Directive » Look for the string "title" and copy every line that has it.

Input material »
################
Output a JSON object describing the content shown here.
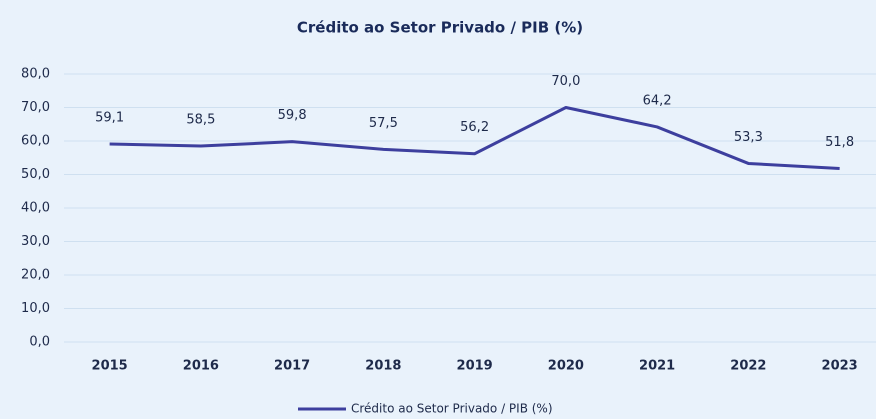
{
  "chart_data": {
    "type": "line",
    "title": "Crédito ao Setor Privado / PIB (%)",
    "categories": [
      "2015",
      "2016",
      "2017",
      "2018",
      "2019",
      "2020",
      "2021",
      "2022",
      "2023"
    ],
    "series": [
      {
        "name": "Crédito ao Setor Privado / PIB (%)",
        "color": "#3d3f9e",
        "values": [
          59.1,
          58.5,
          59.8,
          57.5,
          56.2,
          70.0,
          64.2,
          53.3,
          51.8
        ],
        "value_labels": [
          "59,1",
          "58,5",
          "59,8",
          "57,5",
          "56,2",
          "70,0",
          "64,2",
          "53,3",
          "51,8"
        ]
      }
    ],
    "ylim": [
      0,
      80
    ],
    "yticks": [
      {
        "value": 0,
        "label": "0,0"
      },
      {
        "value": 10,
        "label": "10,0"
      },
      {
        "value": 20,
        "label": "20,0"
      },
      {
        "value": 30,
        "label": "30,0"
      },
      {
        "value": 40,
        "label": "40,0"
      },
      {
        "value": 50,
        "label": "50,0"
      },
      {
        "value": 60,
        "label": "60,0"
      },
      {
        "value": 70,
        "label": "70,0"
      },
      {
        "value": 80,
        "label": "80,0"
      }
    ],
    "grid": true,
    "legend": "bottom"
  }
}
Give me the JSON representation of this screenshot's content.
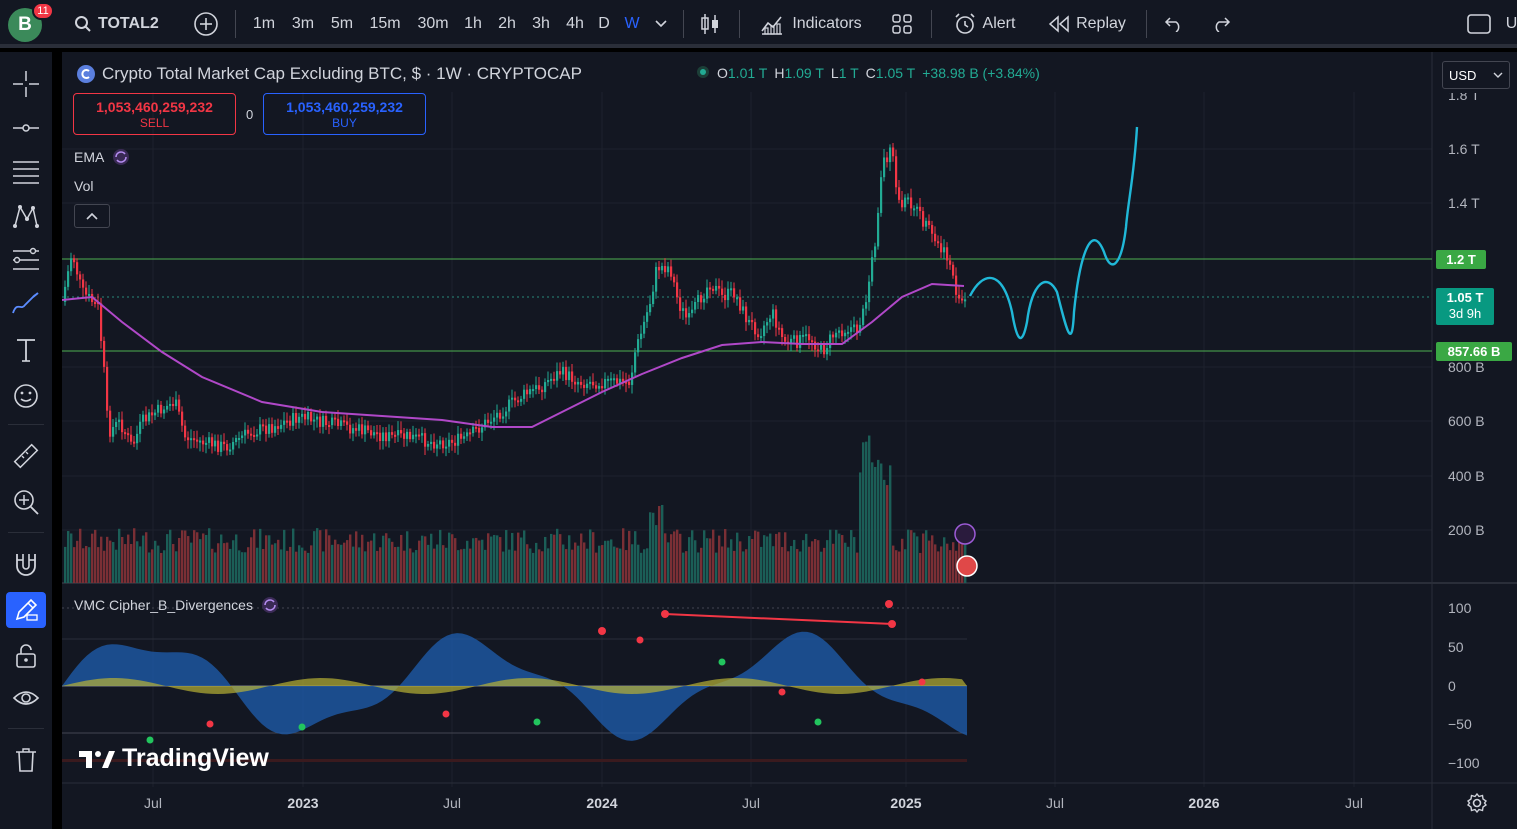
{
  "user": {
    "avatar_letter": "B",
    "notifications": "11"
  },
  "toolbar": {
    "symbol": "TOTAL2",
    "timeframes": [
      "1m",
      "3m",
      "5m",
      "15m",
      "30m",
      "1h",
      "2h",
      "3h",
      "4h",
      "D",
      "W"
    ],
    "active_timeframe": "W",
    "indicators_label": "Indicators",
    "alert_label": "Alert",
    "replay_label": "Replay",
    "right_cut_label": "U"
  },
  "legend": {
    "title": "Crypto Total Market Cap Excluding BTC, $ · 1W · CRYPTOCAP",
    "open_key": "O",
    "open": "1.01 T",
    "high_key": "H",
    "high": "1.09 T",
    "low_key": "L",
    "low": "1 T",
    "close_key": "C",
    "close": "1.05 T",
    "change": "+38.98 B (+3.84%)"
  },
  "trade": {
    "sell_value": "1,053,460,259,232",
    "sell_label": "SELL",
    "buy_value": "1,053,460,259,232",
    "buy_label": "BUY",
    "spread": "0"
  },
  "indicators": {
    "ema": "EMA",
    "vol": "Vol",
    "vmc": "VMC Cipher_B_Divergences"
  },
  "currency": "USD",
  "price_axis": [
    "1.8 T",
    "1.6 T",
    "1.4 T",
    "800 B",
    "600 B",
    "400 B",
    "200 B"
  ],
  "price_tags": {
    "resistance": "1.2 T",
    "current_price": "1.05 T",
    "countdown": "3d 9h",
    "support": "857.66 B"
  },
  "osc_axis": [
    "100",
    "50",
    "0",
    "−50",
    "−100"
  ],
  "time_axis": [
    "Jul",
    "2023",
    "Jul",
    "2024",
    "Jul",
    "2025",
    "Jul",
    "2026",
    "Jul"
  ],
  "branding": "TradingView",
  "colors": {
    "up": "#22ab94",
    "down": "#f23645",
    "ema": "#b048c8",
    "projection": "#20b8d8",
    "hline": "#4caf50",
    "accent": "#2962ff"
  }
}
################
Written response »
    "title": "Crédito ao Setor Privado / PIB (%)",
    "title": "Crypto Total Market Cap Excluding BTC, $ · 1W · CRYPTOCAP",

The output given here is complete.